-- Start --

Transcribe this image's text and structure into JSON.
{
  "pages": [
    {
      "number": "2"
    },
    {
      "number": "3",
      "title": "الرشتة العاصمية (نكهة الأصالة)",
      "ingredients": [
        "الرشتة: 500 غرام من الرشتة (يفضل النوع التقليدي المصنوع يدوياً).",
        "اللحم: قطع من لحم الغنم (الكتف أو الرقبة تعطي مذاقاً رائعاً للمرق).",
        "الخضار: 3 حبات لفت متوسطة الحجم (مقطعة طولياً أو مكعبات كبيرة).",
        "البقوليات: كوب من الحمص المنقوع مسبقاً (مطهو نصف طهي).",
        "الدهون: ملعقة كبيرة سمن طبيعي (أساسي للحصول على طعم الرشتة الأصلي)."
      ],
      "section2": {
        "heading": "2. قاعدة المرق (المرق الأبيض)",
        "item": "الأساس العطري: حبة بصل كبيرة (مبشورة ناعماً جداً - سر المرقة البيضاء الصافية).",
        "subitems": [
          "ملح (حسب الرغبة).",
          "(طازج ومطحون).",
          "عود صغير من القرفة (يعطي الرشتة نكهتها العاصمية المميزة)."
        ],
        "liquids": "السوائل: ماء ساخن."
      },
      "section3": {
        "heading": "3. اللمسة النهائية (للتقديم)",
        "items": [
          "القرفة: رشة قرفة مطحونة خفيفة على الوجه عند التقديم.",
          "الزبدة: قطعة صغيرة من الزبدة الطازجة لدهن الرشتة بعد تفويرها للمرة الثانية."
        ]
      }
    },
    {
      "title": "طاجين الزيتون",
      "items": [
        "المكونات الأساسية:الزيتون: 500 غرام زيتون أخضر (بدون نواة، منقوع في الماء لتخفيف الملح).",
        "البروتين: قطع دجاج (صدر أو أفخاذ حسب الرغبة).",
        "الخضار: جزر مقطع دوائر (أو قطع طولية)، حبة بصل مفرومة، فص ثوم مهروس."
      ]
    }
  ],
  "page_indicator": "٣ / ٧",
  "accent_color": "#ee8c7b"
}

-- End --

**Aim**
Only lines holding the string "الرغبة" are wanted; gather each one from the entries above.

**Response below**
          "ملح (حسب الرغبة).",
        "البروتين: قطع دجاج (صدر أو أفخاذ حسب الرغبة).",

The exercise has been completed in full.